To do: Could you reproduce, unchanged, everything in the material from the line containing "annotation-line-1: p-value=0.4996 xyxy=(305,201,418,217)" down to the line containing "y-axis-label: probability density", with both of those lines included?

Records for processing:

══════════════════════════════

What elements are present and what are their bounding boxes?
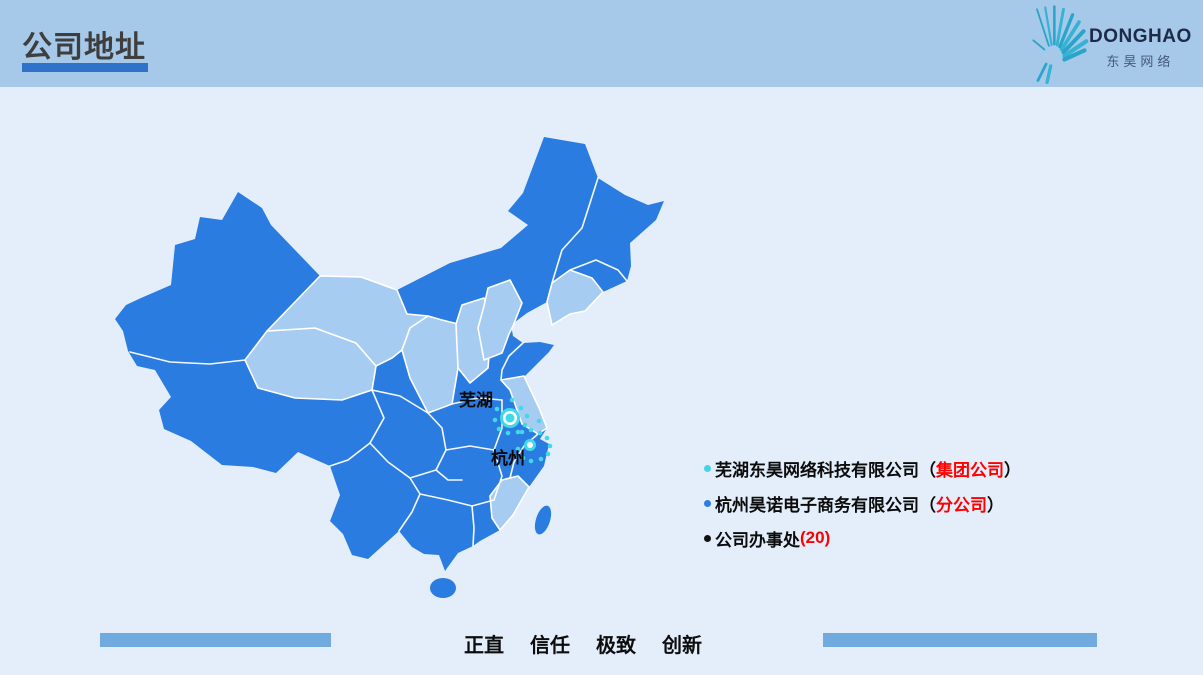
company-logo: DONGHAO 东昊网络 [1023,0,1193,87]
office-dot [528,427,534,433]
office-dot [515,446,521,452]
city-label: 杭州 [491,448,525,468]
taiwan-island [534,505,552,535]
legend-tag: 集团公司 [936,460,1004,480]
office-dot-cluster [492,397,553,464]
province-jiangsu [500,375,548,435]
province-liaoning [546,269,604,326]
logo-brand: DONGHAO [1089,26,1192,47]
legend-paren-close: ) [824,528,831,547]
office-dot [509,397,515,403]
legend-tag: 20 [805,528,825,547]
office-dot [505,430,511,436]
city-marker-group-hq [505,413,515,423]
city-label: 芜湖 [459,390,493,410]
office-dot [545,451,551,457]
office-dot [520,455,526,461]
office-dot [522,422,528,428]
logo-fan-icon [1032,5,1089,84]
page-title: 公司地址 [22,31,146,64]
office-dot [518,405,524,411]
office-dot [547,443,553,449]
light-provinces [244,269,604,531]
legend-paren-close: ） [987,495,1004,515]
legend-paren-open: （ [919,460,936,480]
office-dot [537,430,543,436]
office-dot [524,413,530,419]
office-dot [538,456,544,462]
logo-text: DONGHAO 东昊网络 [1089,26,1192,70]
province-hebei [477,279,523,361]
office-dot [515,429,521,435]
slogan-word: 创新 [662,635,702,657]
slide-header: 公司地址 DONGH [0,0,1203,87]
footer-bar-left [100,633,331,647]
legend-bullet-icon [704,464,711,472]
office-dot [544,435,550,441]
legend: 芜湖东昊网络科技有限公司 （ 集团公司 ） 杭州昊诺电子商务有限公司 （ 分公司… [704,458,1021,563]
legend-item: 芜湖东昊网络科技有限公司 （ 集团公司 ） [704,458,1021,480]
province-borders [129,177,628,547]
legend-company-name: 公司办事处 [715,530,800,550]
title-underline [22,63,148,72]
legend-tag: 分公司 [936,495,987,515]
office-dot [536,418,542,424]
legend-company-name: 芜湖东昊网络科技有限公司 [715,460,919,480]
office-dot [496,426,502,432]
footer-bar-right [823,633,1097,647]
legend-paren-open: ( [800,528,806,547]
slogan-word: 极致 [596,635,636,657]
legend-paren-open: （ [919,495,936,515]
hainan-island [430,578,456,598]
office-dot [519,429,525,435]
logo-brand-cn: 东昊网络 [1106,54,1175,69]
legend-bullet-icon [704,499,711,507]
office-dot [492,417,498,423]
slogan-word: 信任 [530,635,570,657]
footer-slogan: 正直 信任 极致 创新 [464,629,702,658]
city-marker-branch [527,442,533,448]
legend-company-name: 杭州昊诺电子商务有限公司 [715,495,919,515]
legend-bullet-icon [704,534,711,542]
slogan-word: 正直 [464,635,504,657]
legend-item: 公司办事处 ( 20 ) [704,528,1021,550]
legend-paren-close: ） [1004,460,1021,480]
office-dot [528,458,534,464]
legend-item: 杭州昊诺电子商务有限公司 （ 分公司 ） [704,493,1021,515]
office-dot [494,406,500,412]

══════════════════════════════

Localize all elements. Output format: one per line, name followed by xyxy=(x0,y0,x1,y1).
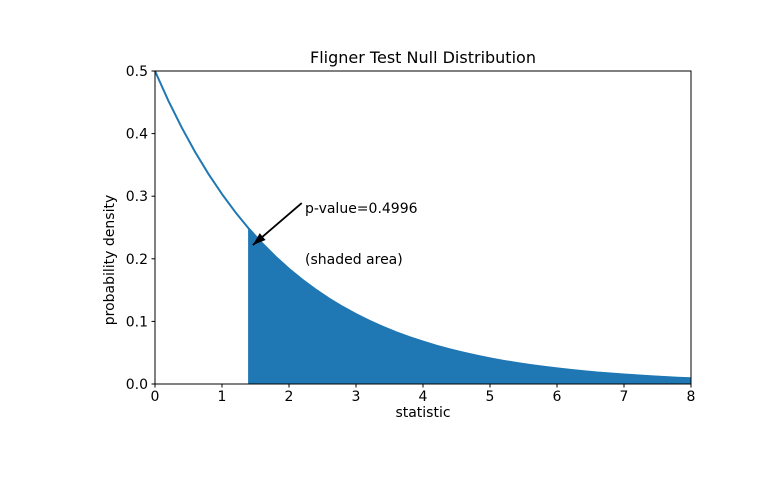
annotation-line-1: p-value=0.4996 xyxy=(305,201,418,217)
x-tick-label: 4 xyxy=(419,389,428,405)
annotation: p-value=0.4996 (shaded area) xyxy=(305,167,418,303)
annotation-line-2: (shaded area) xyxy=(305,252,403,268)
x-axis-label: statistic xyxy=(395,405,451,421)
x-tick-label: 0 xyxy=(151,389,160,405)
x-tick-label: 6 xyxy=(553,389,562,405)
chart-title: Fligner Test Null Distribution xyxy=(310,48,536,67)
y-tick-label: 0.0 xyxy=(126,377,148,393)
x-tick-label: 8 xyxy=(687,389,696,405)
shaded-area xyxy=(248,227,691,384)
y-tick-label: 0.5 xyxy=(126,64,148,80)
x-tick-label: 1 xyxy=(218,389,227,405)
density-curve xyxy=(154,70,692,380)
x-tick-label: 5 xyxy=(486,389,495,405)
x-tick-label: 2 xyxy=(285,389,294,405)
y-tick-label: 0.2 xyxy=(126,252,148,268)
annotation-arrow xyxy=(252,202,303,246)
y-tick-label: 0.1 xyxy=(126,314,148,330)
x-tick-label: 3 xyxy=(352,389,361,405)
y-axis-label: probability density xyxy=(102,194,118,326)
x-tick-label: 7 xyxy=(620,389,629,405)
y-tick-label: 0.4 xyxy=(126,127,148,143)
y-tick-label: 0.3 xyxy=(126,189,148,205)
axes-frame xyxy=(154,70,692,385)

══════════════════════════════

Task solution:
annotation-line-1: p-value=0.4996 xyxy=(305,201,418,217)
x-tick-label: 4 xyxy=(419,389,428,405)
annotation: p-value=0.4996 (shaded area) xyxy=(305,167,418,303)
annotation-line-2: (shaded area) xyxy=(305,252,403,268)
x-axis-label: statistic xyxy=(395,405,451,421)
x-tick-label: 0 xyxy=(151,389,160,405)
x-tick-label: 6 xyxy=(553,389,562,405)
chart-title: Fligner Test Null Distribution xyxy=(310,48,536,67)
y-tick-label: 0.0 xyxy=(126,377,148,393)
x-tick-label: 8 xyxy=(687,389,696,405)
shaded-area xyxy=(248,227,691,384)
y-tick-label: 0.5 xyxy=(126,64,148,80)
x-tick-label: 1 xyxy=(218,389,227,405)
density-curve xyxy=(154,70,692,380)
x-tick-label: 5 xyxy=(486,389,495,405)
x-tick-label: 2 xyxy=(285,389,294,405)
y-tick-label: 0.2 xyxy=(126,252,148,268)
annotation-arrow xyxy=(252,202,303,246)
y-tick-label: 0.1 xyxy=(126,314,148,330)
x-tick-label: 3 xyxy=(352,389,361,405)
y-axis-label: probability density xyxy=(102,194,118,326)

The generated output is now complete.